[start]

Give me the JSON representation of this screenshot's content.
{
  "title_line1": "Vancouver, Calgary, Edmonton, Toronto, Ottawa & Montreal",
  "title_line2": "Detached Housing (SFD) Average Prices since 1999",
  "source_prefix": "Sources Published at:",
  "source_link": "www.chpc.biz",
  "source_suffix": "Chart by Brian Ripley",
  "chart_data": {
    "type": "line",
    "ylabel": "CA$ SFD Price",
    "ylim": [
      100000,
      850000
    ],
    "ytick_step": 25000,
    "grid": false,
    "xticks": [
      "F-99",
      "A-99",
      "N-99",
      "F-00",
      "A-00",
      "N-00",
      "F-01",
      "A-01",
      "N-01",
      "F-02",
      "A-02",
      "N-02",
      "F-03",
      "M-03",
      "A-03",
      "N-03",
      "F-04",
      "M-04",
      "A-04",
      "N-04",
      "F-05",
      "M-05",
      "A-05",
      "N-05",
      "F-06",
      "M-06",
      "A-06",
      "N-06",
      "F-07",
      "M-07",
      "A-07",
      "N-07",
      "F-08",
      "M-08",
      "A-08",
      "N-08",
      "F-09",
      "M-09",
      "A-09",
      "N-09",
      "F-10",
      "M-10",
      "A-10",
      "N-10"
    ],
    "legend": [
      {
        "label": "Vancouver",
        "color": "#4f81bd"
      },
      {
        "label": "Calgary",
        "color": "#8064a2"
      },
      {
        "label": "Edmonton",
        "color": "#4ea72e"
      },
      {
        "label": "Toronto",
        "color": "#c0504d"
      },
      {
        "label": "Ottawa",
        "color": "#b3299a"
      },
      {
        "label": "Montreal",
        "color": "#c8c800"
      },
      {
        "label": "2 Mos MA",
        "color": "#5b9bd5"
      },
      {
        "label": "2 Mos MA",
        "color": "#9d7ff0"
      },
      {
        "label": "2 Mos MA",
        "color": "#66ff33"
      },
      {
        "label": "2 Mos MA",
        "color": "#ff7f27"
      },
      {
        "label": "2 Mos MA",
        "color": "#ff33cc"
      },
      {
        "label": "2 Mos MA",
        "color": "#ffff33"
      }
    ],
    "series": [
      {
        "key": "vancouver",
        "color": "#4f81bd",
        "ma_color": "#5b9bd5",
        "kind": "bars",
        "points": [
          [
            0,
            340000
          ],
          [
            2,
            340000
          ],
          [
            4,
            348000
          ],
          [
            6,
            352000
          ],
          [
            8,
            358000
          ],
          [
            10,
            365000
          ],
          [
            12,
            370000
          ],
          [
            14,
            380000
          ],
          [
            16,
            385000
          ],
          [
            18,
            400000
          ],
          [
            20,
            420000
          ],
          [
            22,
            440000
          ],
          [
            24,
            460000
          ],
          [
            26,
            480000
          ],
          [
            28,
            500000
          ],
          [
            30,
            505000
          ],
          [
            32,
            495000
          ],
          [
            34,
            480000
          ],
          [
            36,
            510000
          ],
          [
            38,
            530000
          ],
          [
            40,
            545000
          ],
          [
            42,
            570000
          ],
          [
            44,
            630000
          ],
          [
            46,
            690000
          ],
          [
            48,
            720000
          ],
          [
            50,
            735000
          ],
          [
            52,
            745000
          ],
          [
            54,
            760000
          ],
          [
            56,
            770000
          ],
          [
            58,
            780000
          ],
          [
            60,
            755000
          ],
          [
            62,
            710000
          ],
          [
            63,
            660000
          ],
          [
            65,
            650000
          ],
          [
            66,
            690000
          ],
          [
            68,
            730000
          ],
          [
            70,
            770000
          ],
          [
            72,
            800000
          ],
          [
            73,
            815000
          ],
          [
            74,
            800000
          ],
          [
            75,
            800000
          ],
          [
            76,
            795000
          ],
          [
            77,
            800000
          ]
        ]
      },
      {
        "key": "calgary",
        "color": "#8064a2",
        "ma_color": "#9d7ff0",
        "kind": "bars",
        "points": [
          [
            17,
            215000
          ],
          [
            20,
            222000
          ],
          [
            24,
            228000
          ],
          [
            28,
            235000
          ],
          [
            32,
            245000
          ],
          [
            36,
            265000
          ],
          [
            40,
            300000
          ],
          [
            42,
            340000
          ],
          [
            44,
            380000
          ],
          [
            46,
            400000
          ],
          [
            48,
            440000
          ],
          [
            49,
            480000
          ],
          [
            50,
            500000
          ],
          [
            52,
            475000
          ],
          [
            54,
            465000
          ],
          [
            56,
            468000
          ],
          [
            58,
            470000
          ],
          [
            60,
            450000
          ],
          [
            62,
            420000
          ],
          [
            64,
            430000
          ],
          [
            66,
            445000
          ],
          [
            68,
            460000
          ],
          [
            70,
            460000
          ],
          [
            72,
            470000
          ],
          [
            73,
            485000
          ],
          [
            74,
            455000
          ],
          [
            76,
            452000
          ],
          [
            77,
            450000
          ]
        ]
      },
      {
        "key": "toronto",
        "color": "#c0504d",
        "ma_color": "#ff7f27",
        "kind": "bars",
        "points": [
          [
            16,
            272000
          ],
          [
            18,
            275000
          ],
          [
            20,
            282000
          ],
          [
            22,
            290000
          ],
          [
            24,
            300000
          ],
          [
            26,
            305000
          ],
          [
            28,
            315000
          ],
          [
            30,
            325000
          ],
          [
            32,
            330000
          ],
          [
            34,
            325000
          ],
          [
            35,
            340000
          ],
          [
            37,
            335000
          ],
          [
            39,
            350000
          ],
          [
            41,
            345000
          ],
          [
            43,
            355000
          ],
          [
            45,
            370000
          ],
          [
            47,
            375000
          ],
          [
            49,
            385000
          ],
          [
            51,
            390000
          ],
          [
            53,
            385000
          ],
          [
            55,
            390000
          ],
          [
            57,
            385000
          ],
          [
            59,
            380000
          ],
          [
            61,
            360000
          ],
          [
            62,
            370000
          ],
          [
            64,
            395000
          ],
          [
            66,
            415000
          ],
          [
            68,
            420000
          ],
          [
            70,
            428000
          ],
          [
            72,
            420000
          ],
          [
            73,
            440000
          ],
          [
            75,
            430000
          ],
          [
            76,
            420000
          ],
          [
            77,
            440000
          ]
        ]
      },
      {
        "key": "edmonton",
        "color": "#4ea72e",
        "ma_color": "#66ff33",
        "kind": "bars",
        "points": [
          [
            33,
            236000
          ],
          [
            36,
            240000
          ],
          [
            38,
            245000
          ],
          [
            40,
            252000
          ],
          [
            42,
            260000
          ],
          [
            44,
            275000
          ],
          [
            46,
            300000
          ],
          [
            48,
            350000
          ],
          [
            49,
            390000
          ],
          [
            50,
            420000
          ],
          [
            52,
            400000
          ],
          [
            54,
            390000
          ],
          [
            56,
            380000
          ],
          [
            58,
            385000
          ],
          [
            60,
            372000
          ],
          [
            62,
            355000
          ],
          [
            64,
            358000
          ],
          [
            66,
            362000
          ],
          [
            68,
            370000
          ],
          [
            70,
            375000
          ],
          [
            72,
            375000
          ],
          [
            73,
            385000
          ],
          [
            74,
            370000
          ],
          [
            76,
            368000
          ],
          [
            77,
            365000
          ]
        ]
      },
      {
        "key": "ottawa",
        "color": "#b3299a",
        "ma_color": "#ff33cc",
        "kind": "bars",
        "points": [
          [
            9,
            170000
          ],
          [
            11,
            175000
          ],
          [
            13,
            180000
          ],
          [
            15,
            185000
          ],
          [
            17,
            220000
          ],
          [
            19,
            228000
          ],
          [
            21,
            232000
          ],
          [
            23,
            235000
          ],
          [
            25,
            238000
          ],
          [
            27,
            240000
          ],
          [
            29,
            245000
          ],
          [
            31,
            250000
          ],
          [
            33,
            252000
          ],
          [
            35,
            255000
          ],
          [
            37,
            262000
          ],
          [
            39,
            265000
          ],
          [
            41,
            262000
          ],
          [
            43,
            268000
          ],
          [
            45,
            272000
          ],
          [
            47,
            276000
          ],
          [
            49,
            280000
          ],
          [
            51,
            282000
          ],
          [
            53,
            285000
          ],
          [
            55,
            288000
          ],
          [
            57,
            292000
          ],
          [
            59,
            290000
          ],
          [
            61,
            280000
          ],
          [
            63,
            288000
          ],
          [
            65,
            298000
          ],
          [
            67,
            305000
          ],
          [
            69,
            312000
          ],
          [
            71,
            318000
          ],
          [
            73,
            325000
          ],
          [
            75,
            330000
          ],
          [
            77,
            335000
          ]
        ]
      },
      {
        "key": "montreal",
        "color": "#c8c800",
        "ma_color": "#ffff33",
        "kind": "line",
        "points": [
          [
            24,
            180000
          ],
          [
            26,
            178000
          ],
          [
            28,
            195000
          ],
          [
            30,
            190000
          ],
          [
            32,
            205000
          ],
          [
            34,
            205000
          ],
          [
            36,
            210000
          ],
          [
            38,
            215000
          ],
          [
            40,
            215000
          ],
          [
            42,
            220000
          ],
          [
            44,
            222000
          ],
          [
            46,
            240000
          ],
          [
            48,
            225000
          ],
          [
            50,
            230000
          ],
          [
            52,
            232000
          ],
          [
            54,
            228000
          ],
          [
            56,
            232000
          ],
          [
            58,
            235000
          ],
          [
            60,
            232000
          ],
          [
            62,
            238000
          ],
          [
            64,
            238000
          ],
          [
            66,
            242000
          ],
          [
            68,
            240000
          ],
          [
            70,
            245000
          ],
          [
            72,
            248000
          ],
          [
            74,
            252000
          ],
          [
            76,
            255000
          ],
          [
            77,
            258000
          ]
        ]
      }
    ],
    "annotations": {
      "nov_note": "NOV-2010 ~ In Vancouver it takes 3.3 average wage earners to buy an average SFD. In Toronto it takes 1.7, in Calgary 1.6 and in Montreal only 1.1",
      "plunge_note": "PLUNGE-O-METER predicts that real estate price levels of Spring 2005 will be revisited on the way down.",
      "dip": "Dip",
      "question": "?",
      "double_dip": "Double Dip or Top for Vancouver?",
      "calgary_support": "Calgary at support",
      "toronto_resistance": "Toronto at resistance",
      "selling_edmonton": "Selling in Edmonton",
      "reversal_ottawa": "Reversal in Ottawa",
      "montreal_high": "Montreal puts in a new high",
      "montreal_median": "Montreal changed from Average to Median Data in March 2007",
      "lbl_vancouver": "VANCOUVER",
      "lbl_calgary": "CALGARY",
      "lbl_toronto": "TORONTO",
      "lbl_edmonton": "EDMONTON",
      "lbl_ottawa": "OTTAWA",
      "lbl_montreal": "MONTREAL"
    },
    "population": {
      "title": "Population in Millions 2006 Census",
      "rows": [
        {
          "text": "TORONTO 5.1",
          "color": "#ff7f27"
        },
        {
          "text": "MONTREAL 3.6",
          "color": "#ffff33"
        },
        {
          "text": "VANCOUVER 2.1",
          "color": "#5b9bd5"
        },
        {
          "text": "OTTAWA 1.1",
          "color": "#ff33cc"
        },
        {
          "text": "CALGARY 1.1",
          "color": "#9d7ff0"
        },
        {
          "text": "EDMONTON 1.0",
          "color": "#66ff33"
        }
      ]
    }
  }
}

[end]

PROBLEM DETAILS: Copy out each line of the records that holds the string "text".

EXPECTED ANSWER:
          "text": "TORONTO 5.1",
          "text": "MONTREAL 3.6",
          "text": "VANCOUVER 2.1",
          "text": "OTTAWA 1.1",
          "text": "CALGARY 1.1",
          "text": "EDMONTON 1.0",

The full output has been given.